* BEGIN Records supplied *
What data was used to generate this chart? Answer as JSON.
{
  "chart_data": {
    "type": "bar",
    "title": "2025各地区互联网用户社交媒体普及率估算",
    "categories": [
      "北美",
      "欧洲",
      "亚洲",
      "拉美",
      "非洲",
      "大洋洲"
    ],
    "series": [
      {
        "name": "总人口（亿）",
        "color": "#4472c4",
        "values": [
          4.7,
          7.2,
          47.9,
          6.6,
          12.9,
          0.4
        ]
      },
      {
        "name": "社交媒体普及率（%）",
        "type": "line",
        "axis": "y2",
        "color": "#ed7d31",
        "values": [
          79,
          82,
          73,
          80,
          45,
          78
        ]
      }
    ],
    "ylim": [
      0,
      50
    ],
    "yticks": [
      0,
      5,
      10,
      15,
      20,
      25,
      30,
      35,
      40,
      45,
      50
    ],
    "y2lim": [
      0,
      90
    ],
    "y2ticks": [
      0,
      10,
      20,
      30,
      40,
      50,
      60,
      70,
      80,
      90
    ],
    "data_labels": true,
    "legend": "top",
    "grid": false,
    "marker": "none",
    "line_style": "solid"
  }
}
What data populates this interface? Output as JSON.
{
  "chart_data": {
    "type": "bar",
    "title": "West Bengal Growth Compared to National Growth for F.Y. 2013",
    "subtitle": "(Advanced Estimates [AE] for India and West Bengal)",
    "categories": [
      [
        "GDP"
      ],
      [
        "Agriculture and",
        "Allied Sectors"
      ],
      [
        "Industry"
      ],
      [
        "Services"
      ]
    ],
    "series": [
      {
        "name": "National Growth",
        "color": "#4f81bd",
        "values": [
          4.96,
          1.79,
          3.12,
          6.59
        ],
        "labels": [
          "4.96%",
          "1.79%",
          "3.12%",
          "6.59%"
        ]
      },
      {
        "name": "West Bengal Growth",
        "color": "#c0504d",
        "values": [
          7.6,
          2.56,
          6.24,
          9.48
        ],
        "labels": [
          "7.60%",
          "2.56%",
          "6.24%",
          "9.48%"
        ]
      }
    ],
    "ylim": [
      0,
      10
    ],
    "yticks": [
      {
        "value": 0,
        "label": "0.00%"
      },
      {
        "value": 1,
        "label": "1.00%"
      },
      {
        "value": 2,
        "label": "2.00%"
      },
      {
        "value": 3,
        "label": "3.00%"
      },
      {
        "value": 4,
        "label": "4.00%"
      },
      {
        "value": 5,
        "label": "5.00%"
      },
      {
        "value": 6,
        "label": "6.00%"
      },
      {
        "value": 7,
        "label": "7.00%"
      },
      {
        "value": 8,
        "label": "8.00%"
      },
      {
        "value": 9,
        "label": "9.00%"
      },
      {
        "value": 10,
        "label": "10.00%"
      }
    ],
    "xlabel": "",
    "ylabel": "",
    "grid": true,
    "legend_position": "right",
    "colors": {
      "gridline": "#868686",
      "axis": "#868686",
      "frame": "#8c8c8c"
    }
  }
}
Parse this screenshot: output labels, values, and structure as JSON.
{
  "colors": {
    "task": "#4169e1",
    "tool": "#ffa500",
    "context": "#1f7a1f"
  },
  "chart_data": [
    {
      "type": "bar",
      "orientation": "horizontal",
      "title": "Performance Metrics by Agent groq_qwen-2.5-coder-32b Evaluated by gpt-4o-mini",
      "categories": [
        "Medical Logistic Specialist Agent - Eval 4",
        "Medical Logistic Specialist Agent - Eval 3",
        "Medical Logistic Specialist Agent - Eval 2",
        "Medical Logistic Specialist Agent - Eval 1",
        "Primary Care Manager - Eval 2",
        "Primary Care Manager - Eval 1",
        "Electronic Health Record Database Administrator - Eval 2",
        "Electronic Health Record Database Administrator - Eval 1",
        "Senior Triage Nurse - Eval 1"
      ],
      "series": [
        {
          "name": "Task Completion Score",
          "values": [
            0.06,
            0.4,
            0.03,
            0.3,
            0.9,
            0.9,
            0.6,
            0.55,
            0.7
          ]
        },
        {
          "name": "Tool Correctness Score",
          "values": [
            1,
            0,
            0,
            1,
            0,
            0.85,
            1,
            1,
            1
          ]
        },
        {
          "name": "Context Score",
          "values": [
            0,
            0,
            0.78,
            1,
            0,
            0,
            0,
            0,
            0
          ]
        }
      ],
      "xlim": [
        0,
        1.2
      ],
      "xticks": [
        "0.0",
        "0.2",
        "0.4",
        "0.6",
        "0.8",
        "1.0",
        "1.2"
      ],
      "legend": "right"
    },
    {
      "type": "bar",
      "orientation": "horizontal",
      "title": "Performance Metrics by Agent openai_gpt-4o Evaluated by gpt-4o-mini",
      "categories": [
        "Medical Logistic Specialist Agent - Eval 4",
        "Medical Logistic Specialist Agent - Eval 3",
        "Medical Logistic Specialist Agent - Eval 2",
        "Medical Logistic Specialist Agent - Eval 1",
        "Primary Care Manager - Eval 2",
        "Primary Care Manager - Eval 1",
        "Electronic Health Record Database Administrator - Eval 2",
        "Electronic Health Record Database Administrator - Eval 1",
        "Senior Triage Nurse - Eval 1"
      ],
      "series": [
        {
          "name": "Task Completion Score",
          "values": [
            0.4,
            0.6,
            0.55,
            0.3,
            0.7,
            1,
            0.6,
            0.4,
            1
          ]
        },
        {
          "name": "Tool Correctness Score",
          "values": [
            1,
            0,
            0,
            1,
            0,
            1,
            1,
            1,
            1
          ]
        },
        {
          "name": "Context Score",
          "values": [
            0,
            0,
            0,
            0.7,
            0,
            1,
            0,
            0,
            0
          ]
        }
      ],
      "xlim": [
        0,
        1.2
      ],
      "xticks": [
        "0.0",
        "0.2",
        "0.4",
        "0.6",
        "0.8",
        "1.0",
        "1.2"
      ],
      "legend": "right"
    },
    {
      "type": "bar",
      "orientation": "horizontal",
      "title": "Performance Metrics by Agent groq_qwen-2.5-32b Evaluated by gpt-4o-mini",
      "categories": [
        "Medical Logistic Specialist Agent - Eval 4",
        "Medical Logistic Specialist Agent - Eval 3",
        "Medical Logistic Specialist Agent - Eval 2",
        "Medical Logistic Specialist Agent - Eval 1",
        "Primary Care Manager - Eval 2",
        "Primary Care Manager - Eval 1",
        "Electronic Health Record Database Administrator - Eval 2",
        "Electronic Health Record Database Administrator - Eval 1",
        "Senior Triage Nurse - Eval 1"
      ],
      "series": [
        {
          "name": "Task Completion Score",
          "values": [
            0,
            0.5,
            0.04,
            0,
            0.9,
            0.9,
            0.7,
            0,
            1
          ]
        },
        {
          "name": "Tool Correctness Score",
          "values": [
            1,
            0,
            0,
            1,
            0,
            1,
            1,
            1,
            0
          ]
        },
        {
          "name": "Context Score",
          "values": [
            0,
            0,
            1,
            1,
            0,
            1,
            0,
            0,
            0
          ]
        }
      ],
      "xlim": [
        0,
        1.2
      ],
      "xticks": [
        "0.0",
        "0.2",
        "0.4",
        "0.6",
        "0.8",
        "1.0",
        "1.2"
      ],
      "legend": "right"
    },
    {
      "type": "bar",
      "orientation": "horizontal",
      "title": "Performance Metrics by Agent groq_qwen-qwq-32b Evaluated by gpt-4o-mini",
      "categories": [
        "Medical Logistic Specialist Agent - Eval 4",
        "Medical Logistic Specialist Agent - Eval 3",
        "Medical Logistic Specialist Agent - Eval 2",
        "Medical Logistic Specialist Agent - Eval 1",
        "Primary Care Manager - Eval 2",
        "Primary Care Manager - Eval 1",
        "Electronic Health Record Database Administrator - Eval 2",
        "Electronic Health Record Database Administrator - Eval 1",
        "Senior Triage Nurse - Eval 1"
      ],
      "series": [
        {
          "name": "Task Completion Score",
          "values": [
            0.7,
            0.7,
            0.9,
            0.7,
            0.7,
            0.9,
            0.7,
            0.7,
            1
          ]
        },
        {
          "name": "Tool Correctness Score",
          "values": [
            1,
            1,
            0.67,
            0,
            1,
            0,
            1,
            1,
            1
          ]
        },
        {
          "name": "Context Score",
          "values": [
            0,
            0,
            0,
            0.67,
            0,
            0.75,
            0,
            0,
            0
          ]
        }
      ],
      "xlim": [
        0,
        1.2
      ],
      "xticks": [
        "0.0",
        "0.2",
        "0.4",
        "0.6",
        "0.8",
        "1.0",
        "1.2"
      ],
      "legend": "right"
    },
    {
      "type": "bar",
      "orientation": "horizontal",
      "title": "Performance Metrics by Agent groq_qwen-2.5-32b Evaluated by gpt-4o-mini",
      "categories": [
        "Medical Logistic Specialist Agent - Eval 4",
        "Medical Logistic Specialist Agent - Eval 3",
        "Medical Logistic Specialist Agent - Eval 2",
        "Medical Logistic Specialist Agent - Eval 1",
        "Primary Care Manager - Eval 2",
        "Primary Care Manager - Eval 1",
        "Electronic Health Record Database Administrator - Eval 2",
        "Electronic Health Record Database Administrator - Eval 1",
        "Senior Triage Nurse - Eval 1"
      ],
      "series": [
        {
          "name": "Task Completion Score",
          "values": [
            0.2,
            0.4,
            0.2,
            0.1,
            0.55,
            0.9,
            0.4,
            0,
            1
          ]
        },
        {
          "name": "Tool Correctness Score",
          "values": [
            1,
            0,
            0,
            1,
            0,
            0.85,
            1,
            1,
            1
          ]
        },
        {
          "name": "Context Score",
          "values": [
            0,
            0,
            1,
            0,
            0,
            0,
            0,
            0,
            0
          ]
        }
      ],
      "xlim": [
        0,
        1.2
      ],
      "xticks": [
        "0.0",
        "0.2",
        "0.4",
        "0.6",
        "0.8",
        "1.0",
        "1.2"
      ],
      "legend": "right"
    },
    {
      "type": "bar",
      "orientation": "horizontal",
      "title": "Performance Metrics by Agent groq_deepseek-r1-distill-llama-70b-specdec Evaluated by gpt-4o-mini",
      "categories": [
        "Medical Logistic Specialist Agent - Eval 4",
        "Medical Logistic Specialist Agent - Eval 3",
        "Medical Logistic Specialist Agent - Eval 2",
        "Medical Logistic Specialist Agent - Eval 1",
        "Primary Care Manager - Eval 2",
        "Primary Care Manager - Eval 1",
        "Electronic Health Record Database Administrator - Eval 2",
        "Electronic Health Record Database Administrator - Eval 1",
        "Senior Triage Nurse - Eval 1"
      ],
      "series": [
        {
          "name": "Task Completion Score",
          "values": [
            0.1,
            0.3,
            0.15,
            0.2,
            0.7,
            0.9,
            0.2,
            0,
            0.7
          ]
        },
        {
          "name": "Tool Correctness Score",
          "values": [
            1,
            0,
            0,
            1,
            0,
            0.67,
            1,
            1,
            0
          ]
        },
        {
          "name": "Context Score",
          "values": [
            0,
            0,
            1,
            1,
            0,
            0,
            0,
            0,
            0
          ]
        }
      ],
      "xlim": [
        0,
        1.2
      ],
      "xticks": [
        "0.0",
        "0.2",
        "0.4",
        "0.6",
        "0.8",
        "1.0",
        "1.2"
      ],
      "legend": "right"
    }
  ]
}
* END Records supplied *
• [Task details] In the listing above, find the lines holding the word "Evaluated" and copy them.

• [Output of the exercise]
      "title": "Performance Metrics by Agent groq_qwen-2.5-coder-32b Evaluated by gpt-4o-mini",
      "title": "Performance Metrics by Agent openai_gpt-4o Evaluated by gpt-4o-mini",
      "title": "Performance Metrics by Agent groq_qwen-2.5-32b Evaluated by gpt-4o-mini",
      "title": "Performance Metrics by Agent groq_qwen-qwq-32b Evaluated by gpt-4o-mini",
      "title": "Performance Metrics by Agent groq_qwen-2.5-32b Evaluated by gpt-4o-mini",
      "title": "Performance Metrics by Agent groq_deepseek-r1-distill-llama-70b-specdec Evaluated by gpt-4o-mini",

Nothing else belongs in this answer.